[Start Data to process]

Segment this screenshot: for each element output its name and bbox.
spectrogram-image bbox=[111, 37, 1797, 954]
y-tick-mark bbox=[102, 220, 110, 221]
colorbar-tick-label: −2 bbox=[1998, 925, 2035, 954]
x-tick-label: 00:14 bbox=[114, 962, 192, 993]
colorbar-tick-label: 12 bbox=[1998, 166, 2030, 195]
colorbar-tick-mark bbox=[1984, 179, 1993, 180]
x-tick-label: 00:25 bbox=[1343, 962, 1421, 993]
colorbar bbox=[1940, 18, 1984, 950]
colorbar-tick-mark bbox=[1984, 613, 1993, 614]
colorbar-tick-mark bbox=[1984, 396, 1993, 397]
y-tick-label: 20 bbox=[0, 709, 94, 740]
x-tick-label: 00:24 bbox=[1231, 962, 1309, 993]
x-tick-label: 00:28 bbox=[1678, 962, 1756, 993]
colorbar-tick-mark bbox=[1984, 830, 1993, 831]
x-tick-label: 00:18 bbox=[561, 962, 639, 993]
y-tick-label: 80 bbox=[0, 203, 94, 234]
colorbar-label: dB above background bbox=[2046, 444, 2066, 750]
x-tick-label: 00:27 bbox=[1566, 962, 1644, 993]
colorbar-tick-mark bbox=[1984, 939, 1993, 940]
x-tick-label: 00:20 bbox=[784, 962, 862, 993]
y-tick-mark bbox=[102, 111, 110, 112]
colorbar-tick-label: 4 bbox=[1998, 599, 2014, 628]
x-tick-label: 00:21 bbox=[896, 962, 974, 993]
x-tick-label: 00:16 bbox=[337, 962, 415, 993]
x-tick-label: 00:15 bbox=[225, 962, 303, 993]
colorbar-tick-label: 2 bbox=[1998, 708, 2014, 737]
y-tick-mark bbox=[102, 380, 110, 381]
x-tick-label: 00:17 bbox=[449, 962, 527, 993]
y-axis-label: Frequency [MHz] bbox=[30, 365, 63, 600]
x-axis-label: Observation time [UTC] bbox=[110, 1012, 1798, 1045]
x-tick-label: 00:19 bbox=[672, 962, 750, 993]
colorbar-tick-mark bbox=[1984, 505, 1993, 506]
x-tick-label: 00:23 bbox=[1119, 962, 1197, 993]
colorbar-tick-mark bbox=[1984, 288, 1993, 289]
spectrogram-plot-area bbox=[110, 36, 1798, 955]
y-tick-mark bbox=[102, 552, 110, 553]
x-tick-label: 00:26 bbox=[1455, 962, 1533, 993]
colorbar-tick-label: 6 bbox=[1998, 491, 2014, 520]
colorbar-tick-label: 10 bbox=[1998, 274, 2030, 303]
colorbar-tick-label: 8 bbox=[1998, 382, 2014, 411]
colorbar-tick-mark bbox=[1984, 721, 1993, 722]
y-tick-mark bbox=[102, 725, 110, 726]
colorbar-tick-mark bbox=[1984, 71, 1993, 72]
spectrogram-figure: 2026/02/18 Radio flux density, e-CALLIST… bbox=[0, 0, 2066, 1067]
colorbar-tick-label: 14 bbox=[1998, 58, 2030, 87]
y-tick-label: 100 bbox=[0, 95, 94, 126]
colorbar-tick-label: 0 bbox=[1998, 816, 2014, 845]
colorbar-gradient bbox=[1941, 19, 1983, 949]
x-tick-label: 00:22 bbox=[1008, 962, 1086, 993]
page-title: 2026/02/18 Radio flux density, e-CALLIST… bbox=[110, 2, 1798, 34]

[End Data to process]

■ Stated task ■
Convert every line of the rows above into a JSON list of strings, one string per line, with blank lines omitted.

■ The completed task ■
[
  "Segment this screenshot: for each element output its name and bbox.",
  "spectrogram-image bbox=[111, 37, 1797, 954]",
  "y-tick-mark bbox=[102, 220, 110, 221]",
  "colorbar-tick-label: −2 bbox=[1998, 925, 2035, 954]",
  "x-tick-label: 00:14 bbox=[114, 962, 192, 993]",
  "colorbar-tick-label: 12 bbox=[1998, 166, 2030, 195]",
  "colorbar-tick-mark bbox=[1984, 179, 1993, 180]",
  "x-tick-label: 00:25 bbox=[1343, 962, 1421, 993]",
  "colorbar bbox=[1940, 18, 1984, 950]",
  "colorbar-tick-mark bbox=[1984, 613, 1993, 614]",
  "colorbar-tick-mark bbox=[1984, 396, 1993, 397]",
  "y-tick-label: 20 bbox=[0, 709, 94, 740]",
  "x-tick-label: 00:24 bbox=[1231, 962, 1309, 993]",
  "x-tick-label: 00:28 bbox=[1678, 962, 1756, 993]",
  "colorbar-tick-mark bbox=[1984, 830, 1993, 831]",
  "x-tick-label: 00:18 bbox=[561, 962, 639, 993]",
  "y-tick-label: 80 bbox=[0, 203, 94, 234]",
  "colorbar-label: dB above background bbox=[2046, 444, 2066, 750]",
  "x-tick-label: 00:27 bbox=[1566, 962, 1644, 993]",
  "colorbar-tick-mark bbox=[1984, 939, 1993, 940]",
  "x-tick-label: 00:20 bbox=[784, 962, 862, 993]",
  "y-tick-mark bbox=[102, 111, 110, 112]",
  "colorbar-tick-label: 4 bbox=[1998, 599, 2014, 628]",
  "x-tick-label: 00:21 bbox=[896, 962, 974, 993]",
  "x-tick-label: 00:16 bbox=[337, 962, 415, 993]",
  "x-tick-label: 00:15 bbox=[225, 962, 303, 993]",
  "colorbar-tick-label: 2 bbox=[1998, 708, 2014, 737]",
  "y-tick-mark bbox=[102, 380, 110, 381]",
  "x-tick-label: 00:17 bbox=[449, 962, 527, 993]",
  "y-axis-label: Frequency [MHz] bbox=[30, 365, 63, 600]",
  "x-axis-label: Observation time [UTC] bbox=[110, 1012, 1798, 1045]",
  "x-tick-label: 00:19 bbox=[672, 962, 750, 993]",
  "colorbar-tick-mark bbox=[1984, 505, 1993, 506]",
  "x-tick-label: 00:23 bbox=[1119, 962, 1197, 993]",
  "colorbar-tick-mark bbox=[1984, 288, 1993, 289]",
  "spectrogram-plot-area bbox=[110, 36, 1798, 955]",
  "y-tick-mark bbox=[102, 552, 110, 553]",
  "x-tick-label: 00:26 bbox=[1455, 962, 1533, 993]",
  "colorbar-tick-label: 6 bbox=[1998, 491, 2014, 520]",
  "colorbar-tick-label: 10 bbox=[1998, 274, 2030, 303]",
  "colorbar-tick-label: 8 bbox=[1998, 382, 2014, 411]",
  "colorbar-tick-mark bbox=[1984, 721, 1993, 722]",
  "y-tick-mark bbox=[102, 725, 110, 726]",
  "colorbar-tick-mark bbox=[1984, 71, 1993, 72]",
  "spectrogram-figure: 2026/02/18 Radio flux density, e-CALLIST… bbox=[0, 0, 2066, 1067]",
  "colorbar-tick-label: 14 bbox=[1998, 58, 2030, 87]",
  "y-tick-label: 100 bbox=[0, 95, 94, 126]",
  "colorbar-tick-label: 0 bbox=[1998, 816, 2014, 845]",
  "colorbar-gradient bbox=[1941, 19, 1983, 949]",
  "x-tick-label: 00:22 bbox=[1008, 962, 1086, 993]",
  "page-title: 2026/02/18 Radio flux density, e-CALLIST… bbox=[110, 2, 1798, 34]"
]